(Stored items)
>> Begin
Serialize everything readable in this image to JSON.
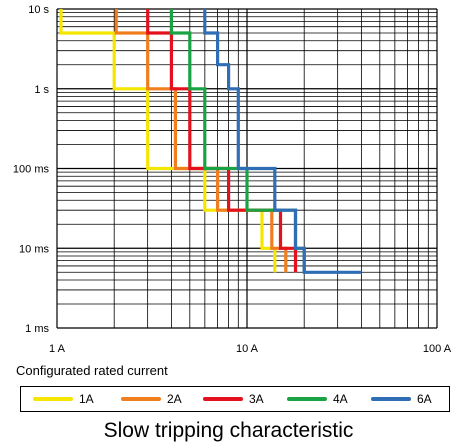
{
  "chart_data": {
    "type": "line",
    "title": "Slow tripping characteristic",
    "xlabel": "Configurated rated current",
    "ylabel": "",
    "xscale": "log",
    "yscale": "log",
    "xlim": [
      1,
      100
    ],
    "ylim": [
      0.001,
      10
    ],
    "grid": true,
    "legend_placement": "bottom",
    "x_tick_labels": [
      "1 A",
      "10 A",
      "100 A"
    ],
    "x_ticks": [
      1,
      10,
      100
    ],
    "y_tick_labels": [
      "1 ms",
      "10 ms",
      "100 ms",
      "1 s",
      "10 s"
    ],
    "y_ticks": [
      0.001,
      0.01,
      0.1,
      1,
      10
    ],
    "series": [
      {
        "name": "1A",
        "color": "#f5e600",
        "x": [
          1.05,
          1.05,
          2.0,
          2.0,
          3.0,
          3.0,
          6.0,
          6.0,
          12.0,
          12.0,
          14.0,
          14.0
        ],
        "y": [
          10,
          5,
          5,
          1,
          1,
          0.1,
          0.1,
          0.03,
          0.03,
          0.01,
          0.01,
          0.005
        ]
      },
      {
        "name": "2A",
        "color": "#f07d1e",
        "x": [
          2.05,
          2.05,
          3.0,
          3.0,
          4.2,
          4.2,
          7.0,
          7.0,
          13.5,
          13.5,
          16.0,
          16.0
        ],
        "y": [
          10,
          5,
          5,
          1,
          1,
          0.1,
          0.1,
          0.03,
          0.03,
          0.01,
          0.01,
          0.005
        ]
      },
      {
        "name": "3A",
        "color": "#e3101e",
        "x": [
          3.0,
          3.0,
          4.0,
          4.0,
          5.0,
          5.0,
          8.0,
          8.0,
          15.0,
          15.0,
          18.0,
          18.0
        ],
        "y": [
          10,
          5,
          5,
          1,
          1,
          0.1,
          0.1,
          0.03,
          0.03,
          0.01,
          0.01,
          0.005
        ]
      },
      {
        "name": "4A",
        "color": "#1aa343",
        "x": [
          4.0,
          4.0,
          5.0,
          5.0,
          6.0,
          6.0,
          10.0,
          10.0,
          18.0,
          18.0,
          20.0,
          20.0
        ],
        "y": [
          10,
          5,
          5,
          1,
          1,
          0.1,
          0.1,
          0.03,
          0.03,
          0.01,
          0.01,
          0.005
        ]
      },
      {
        "name": "6A",
        "color": "#2f6db5",
        "x": [
          6.0,
          6.0,
          7.0,
          7.0,
          8.0,
          8.0,
          9.0,
          9.0,
          14.0,
          14.0,
          18.0,
          18.0,
          20.0,
          20.0,
          40.0
        ],
        "y": [
          10,
          5,
          5,
          2,
          2,
          1,
          1,
          0.1,
          0.1,
          0.03,
          0.03,
          0.01,
          0.01,
          0.005,
          0.005
        ]
      }
    ]
  }
}
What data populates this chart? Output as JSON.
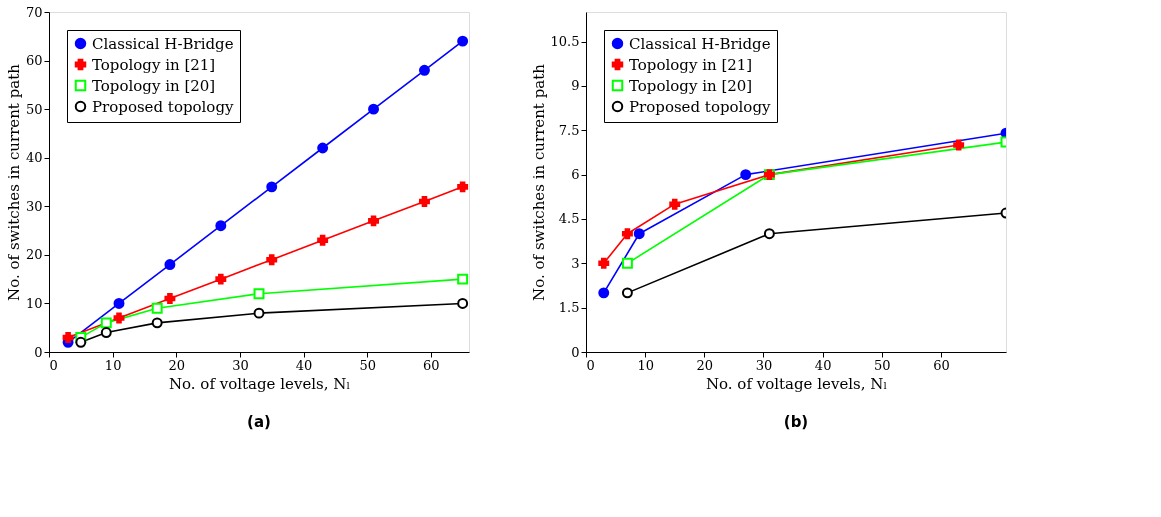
{
  "chart_data": [
    {
      "type": "line",
      "title": "(a)",
      "xlabel": "No. of voltage levels, Nₗ",
      "ylabel": "No. of switches in current path",
      "xlim": [
        0,
        66
      ],
      "ylim": [
        0,
        70
      ],
      "xticks": [
        0,
        10,
        20,
        30,
        40,
        50,
        60
      ],
      "yticks": [
        0,
        10,
        20,
        30,
        40,
        50,
        60,
        70
      ],
      "grid": false,
      "legend": "top left",
      "line_style": "solid",
      "series": [
        {
          "name": "Classical H-Bridge",
          "color": "#0000ff",
          "marker": "circle",
          "x": [
            3,
            11,
            19,
            27,
            35,
            43,
            51,
            59,
            65
          ],
          "values": [
            2,
            10,
            18,
            26,
            34,
            42,
            50,
            58,
            64
          ]
        },
        {
          "name": "Topology in [21]",
          "color": "#ff0000",
          "marker": "cross",
          "x": [
            3,
            11,
            19,
            27,
            35,
            43,
            51,
            59,
            65
          ],
          "values": [
            3,
            7,
            11,
            15,
            19,
            23,
            27,
            31,
            34
          ]
        },
        {
          "name": "Topology in [20]",
          "color": "#00ff00",
          "marker": "square",
          "x": [
            5,
            9,
            17,
            33,
            65
          ],
          "values": [
            3,
            6,
            9,
            12,
            15
          ]
        },
        {
          "name": "Proposed topology",
          "color": "#000000",
          "marker": "circle",
          "x": [
            5,
            9,
            17,
            33,
            65
          ],
          "values": [
            2,
            4,
            6,
            8,
            10
          ]
        }
      ]
    },
    {
      "type": "line",
      "title": "(b)",
      "xlabel": "No. of voltage levels, Nₗ",
      "ylabel": "No. of switches in current path",
      "xlim": [
        0,
        71
      ],
      "ylim": [
        0,
        11.5
      ],
      "xticks": [
        0,
        10,
        20,
        30,
        40,
        50,
        60
      ],
      "yticks": [
        0,
        1.5,
        3,
        4.5,
        6,
        7.5,
        9,
        10.5
      ],
      "grid": false,
      "legend": "top left",
      "line_style": "solid",
      "series": [
        {
          "name": "Classical H-Bridge",
          "color": "#0000ff",
          "marker": "circle",
          "x": [
            3,
            9,
            27,
            71
          ],
          "values": [
            2,
            4,
            6,
            7.4
          ]
        },
        {
          "name": "Topology in [21]",
          "color": "#ff0000",
          "marker": "cross",
          "x": [
            3,
            7,
            15,
            31,
            63
          ],
          "values": [
            3,
            4,
            5,
            6,
            7
          ]
        },
        {
          "name": "Topology in [20]",
          "color": "#00ff00",
          "marker": "square",
          "x": [
            7,
            31,
            71
          ],
          "values": [
            3,
            6,
            7.1
          ]
        },
        {
          "name": "Proposed topology",
          "color": "#000000",
          "marker": "circle",
          "x": [
            7,
            31,
            71
          ],
          "values": [
            2,
            4,
            4.7
          ]
        }
      ]
    }
  ]
}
>> End
[What to produce] Write out all the entries exactly, except for the pictures.

[Solution to this problem]
Serialize everything readable in this image to JSON.
{
  "chart_data": {
    "type": "line",
    "title": "Slow tripping characteristic",
    "xlabel": "Configurated rated current",
    "ylabel": "",
    "xscale": "log",
    "yscale": "log",
    "xlim": [
      1,
      100
    ],
    "ylim": [
      0.001,
      10
    ],
    "grid": true,
    "legend_placement": "bottom",
    "x_tick_labels": [
      "1 A",
      "10 A",
      "100 A"
    ],
    "x_ticks": [
      1,
      10,
      100
    ],
    "y_tick_labels": [
      "1 ms",
      "10 ms",
      "100 ms",
      "1 s",
      "10 s"
    ],
    "y_ticks": [
      0.001,
      0.01,
      0.1,
      1,
      10
    ],
    "series": [
      {
        "name": "1A",
        "color": "#f5e600",
        "x": [
          1.05,
          1.05,
          2.0,
          2.0,
          3.0,
          3.0,
          6.0,
          6.0,
          12.0,
          12.0,
          14.0,
          14.0
        ],
        "y": [
          10,
          5,
          5,
          1,
          1,
          0.1,
          0.1,
          0.03,
          0.03,
          0.01,
          0.01,
          0.005
        ]
      },
      {
        "name": "2A",
        "color": "#f07d1e",
        "x": [
          2.05,
          2.05,
          3.0,
          3.0,
          4.2,
          4.2,
          7.0,
          7.0,
          13.5,
          13.5,
          16.0,
          16.0
        ],
        "y": [
          10,
          5,
          5,
          1,
          1,
          0.1,
          0.1,
          0.03,
          0.03,
          0.01,
          0.01,
          0.005
        ]
      },
      {
        "name": "3A",
        "color": "#e3101e",
        "x": [
          3.0,
          3.0,
          4.0,
          4.0,
          5.0,
          5.0,
          8.0,
          8.0,
          15.0,
          15.0,
          18.0,
          18.0
        ],
        "y": [
          10,
          5,
          5,
          1,
          1,
          0.1,
          0.1,
          0.03,
          0.03,
          0.01,
          0.01,
          0.005
        ]
      },
      {
        "name": "4A",
        "color": "#1aa343",
        "x": [
          4.0,
          4.0,
          5.0,
          5.0,
          6.0,
          6.0,
          10.0,
          10.0,
          18.0,
          18.0,
          20.0,
          20.0
        ],
        "y": [
          10,
          5,
          5,
          1,
          1,
          0.1,
          0.1,
          0.03,
          0.03,
          0.01,
          0.01,
          0.005
        ]
      },
      {
        "name": "6A",
        "color": "#2f6db5",
        "x": [
          6.0,
          6.0,
          7.0,
          7.0,
          8.0,
          8.0,
          9.0,
          9.0,
          14.0,
          14.0,
          18.0,
          18.0,
          20.0,
          20.0,
          40.0
        ],
        "y": [
          10,
          5,
          5,
          2,
          2,
          1,
          1,
          0.1,
          0.1,
          0.03,
          0.03,
          0.01,
          0.01,
          0.005,
          0.005
        ]
      }
    ]
  }
}
What data populates this chart? Output as JSON.
{
  "chart_data": [
    {
      "type": "line",
      "title": "(a)",
      "xlabel": "No. of voltage levels, Nₗ",
      "ylabel": "No. of switches in current path",
      "xlim": [
        0,
        66
      ],
      "ylim": [
        0,
        70
      ],
      "xticks": [
        0,
        10,
        20,
        30,
        40,
        50,
        60
      ],
      "yticks": [
        0,
        10,
        20,
        30,
        40,
        50,
        60,
        70
      ],
      "grid": false,
      "legend": "top left",
      "line_style": "solid",
      "series": [
        {
          "name": "Classical H-Bridge",
          "color": "#0000ff",
          "marker": "circle",
          "x": [
            3,
            11,
            19,
            27,
            35,
            43,
            51,
            59,
            65
          ],
          "values": [
            2,
            10,
            18,
            26,
            34,
            42,
            50,
            58,
            64
          ]
        },
        {
          "name": "Topology in [21]",
          "color": "#ff0000",
          "marker": "cross",
          "x": [
            3,
            11,
            19,
            27,
            35,
            43,
            51,
            59,
            65
          ],
          "values": [
            3,
            7,
            11,
            15,
            19,
            23,
            27,
            31,
            34
          ]
        },
        {
          "name": "Topology in [20]",
          "color": "#00ff00",
          "marker": "square",
          "x": [
            5,
            9,
            17,
            33,
            65
          ],
          "values": [
            3,
            6,
            9,
            12,
            15
          ]
        },
        {
          "name": "Proposed topology",
          "color": "#000000",
          "marker": "circle",
          "x": [
            5,
            9,
            17,
            33,
            65
          ],
          "values": [
            2,
            4,
            6,
            8,
            10
          ]
        }
      ]
    },
    {
      "type": "line",
      "title": "(b)",
      "xlabel": "No. of voltage levels, Nₗ",
      "ylabel": "No. of switches in current path",
      "xlim": [
        0,
        71
      ],
      "ylim": [
        0,
        11.5
      ],
      "xticks": [
        0,
        10,
        20,
        30,
        40,
        50,
        60
      ],
      "yticks": [
        0,
        1.5,
        3,
        4.5,
        6,
        7.5,
        9,
        10.5
      ],
      "grid": false,
      "legend": "top left",
      "line_style": "solid",
      "series": [
        {
          "name": "Classical H-Bridge",
          "color": "#0000ff",
          "marker": "circle",
          "x": [
            3,
            9,
            27,
            71
          ],
          "values": [
            2,
            4,
            6,
            7.4
          ]
        },
        {
          "name": "Topology in [21]",
          "color": "#ff0000",
          "marker": "cross",
          "x": [
            3,
            7,
            15,
            31,
            63
          ],
          "values": [
            3,
            4,
            5,
            6,
            7
          ]
        },
        {
          "name": "Topology in [20]",
          "color": "#00ff00",
          "marker": "square",
          "x": [
            7,
            31,
            71
          ],
          "values": [
            3,
            6,
            7.1
          ]
        },
        {
          "name": "Proposed topology",
          "color": "#000000",
          "marker": "circle",
          "x": [
            7,
            31,
            71
          ],
          "values": [
            2,
            4,
            4.7
          ]
        }
      ]
    }
  ]
}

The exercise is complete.